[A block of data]
_ _ _ _ _

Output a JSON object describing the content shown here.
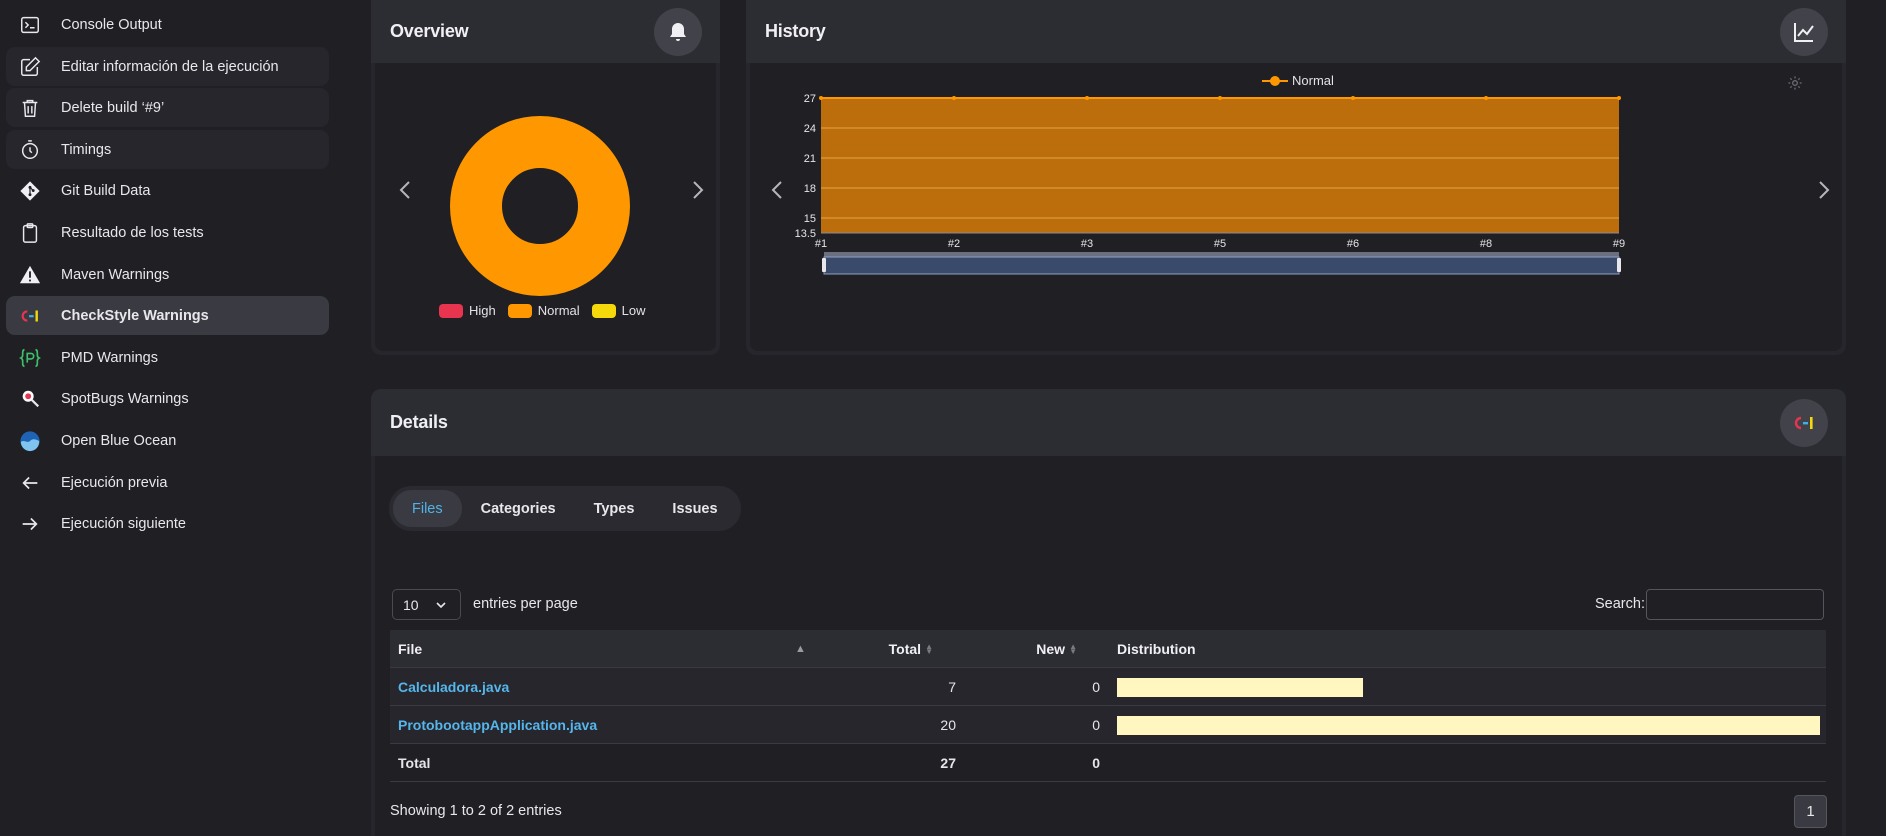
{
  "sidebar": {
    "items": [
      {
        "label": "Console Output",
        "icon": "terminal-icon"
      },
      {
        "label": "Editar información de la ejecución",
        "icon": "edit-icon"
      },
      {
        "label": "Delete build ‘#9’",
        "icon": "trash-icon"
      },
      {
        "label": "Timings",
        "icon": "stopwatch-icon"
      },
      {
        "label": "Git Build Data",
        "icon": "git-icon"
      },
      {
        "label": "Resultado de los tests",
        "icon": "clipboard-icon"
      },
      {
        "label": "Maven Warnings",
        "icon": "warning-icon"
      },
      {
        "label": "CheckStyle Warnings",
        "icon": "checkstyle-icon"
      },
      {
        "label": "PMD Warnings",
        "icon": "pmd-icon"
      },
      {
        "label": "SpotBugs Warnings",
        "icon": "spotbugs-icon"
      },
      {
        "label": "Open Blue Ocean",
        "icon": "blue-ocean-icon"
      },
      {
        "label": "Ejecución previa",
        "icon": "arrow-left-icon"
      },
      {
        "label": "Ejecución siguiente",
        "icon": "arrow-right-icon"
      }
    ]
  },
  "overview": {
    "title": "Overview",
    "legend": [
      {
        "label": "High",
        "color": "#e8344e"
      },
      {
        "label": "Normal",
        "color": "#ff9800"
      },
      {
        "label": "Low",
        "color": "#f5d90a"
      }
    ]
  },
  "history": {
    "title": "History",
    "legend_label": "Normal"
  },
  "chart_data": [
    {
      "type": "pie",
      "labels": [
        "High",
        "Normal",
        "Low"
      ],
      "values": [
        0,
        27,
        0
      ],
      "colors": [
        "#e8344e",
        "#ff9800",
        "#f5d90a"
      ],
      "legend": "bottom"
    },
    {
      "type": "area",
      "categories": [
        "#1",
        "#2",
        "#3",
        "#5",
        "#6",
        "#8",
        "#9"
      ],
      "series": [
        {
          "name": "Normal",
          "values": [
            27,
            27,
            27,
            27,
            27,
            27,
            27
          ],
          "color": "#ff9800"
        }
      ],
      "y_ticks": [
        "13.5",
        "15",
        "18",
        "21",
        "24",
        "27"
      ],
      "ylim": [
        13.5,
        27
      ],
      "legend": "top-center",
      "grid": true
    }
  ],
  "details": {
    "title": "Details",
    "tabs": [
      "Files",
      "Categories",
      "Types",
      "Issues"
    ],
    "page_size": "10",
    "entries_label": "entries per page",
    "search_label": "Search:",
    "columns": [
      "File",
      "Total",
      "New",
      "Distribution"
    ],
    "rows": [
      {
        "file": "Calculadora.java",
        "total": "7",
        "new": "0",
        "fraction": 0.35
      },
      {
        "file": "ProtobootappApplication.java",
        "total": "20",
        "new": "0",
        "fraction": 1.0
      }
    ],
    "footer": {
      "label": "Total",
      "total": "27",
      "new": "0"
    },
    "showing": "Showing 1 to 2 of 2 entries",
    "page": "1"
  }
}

_ _ _ _ _

**THE EXERCISE:** Gather each line of the listing that holds the string "title".

**FULL ANSWER:**
    "title": "Overview",
    "title": "History",
    "title": "Details",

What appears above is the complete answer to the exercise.